Look for the word "从而避免造成" in each line and report the count of matching lines, with nothing added.

Collection entries
________

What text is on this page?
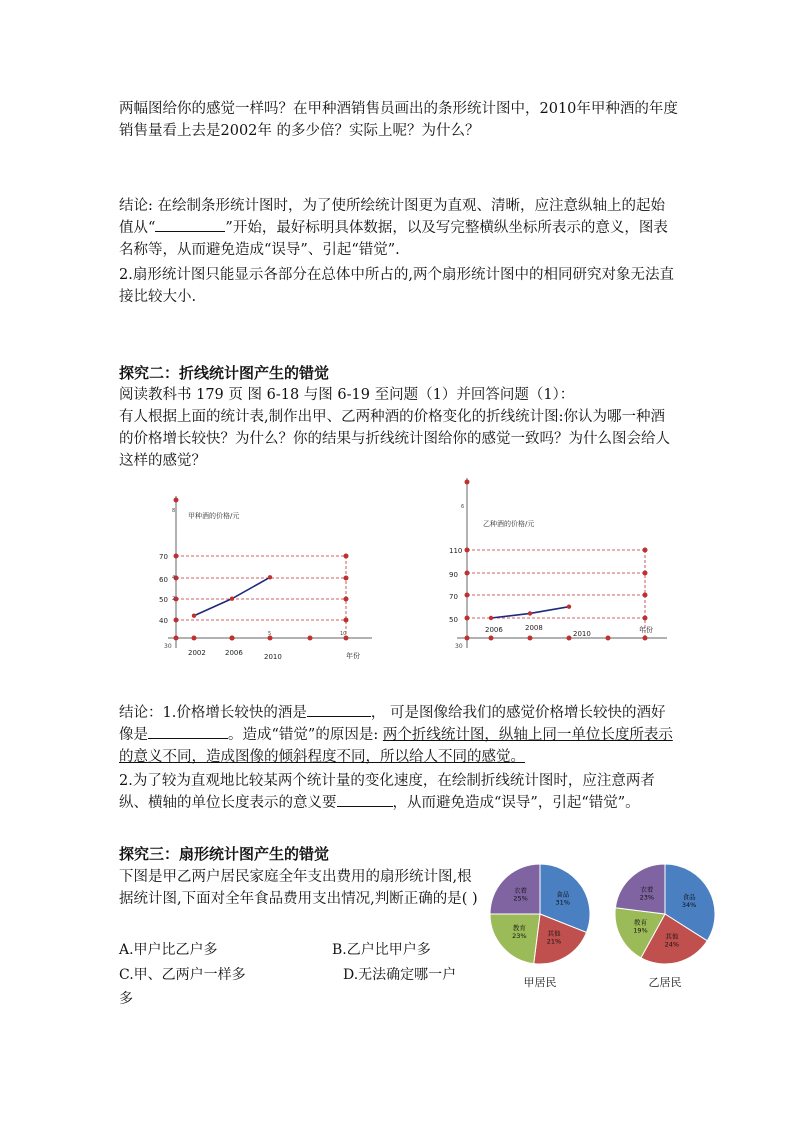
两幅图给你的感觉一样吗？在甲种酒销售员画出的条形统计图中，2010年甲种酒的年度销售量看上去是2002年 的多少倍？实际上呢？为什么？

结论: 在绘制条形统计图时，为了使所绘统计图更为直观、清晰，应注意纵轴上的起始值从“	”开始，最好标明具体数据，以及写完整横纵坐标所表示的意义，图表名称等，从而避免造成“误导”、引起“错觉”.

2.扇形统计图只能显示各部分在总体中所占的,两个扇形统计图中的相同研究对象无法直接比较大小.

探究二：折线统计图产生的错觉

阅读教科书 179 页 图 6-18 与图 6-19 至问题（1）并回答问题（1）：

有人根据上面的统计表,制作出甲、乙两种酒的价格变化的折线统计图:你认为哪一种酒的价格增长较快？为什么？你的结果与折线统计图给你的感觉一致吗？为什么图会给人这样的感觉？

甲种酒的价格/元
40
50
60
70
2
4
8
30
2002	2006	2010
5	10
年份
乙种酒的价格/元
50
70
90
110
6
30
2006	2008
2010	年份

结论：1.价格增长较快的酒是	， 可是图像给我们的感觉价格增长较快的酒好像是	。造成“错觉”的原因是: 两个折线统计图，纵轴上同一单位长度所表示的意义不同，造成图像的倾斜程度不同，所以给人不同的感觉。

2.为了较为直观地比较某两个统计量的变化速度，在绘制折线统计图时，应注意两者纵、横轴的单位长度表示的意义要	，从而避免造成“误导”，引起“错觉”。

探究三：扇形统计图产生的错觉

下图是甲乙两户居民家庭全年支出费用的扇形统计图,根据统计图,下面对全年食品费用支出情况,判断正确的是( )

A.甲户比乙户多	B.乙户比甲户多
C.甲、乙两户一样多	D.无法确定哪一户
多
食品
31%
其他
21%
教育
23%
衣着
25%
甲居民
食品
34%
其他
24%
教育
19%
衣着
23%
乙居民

________

■ **Solution to this problem**
2